Dataset entries on figures
□ □ □ □

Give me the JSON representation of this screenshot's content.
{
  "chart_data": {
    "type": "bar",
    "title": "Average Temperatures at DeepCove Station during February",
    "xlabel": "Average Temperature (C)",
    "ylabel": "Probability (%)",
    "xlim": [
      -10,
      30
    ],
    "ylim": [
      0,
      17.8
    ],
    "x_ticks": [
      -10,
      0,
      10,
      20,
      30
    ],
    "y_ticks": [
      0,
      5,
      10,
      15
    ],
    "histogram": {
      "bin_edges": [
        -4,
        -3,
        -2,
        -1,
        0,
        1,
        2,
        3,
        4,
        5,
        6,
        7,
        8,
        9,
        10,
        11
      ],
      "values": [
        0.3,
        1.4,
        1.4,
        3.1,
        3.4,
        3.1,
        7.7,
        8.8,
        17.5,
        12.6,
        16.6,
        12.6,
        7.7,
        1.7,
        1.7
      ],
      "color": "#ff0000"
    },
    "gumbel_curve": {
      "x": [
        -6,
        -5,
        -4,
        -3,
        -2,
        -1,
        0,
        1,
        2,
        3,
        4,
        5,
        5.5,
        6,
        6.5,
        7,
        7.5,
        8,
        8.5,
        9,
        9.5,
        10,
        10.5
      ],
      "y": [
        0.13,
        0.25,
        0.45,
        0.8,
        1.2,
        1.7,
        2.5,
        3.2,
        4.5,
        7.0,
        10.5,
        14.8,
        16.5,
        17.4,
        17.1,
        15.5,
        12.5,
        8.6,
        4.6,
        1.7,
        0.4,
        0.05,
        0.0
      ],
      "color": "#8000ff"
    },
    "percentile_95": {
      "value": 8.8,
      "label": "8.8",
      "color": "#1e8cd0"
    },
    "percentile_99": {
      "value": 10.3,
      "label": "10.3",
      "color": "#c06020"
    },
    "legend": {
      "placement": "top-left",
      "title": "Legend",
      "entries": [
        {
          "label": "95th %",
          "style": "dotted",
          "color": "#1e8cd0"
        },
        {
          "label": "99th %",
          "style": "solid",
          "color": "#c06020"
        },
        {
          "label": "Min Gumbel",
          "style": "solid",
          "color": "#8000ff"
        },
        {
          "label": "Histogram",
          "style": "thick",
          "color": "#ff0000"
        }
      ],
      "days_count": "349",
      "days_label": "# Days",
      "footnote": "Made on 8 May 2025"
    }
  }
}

□ □ □ □

#### What the task asks
Look through the entries and find each line that has the string "Average". Copy those lines.

#### Exercise output
    "title": "Average Temperatures at DeepCove Station during February",
    "xlabel": "Average Temperature (C)",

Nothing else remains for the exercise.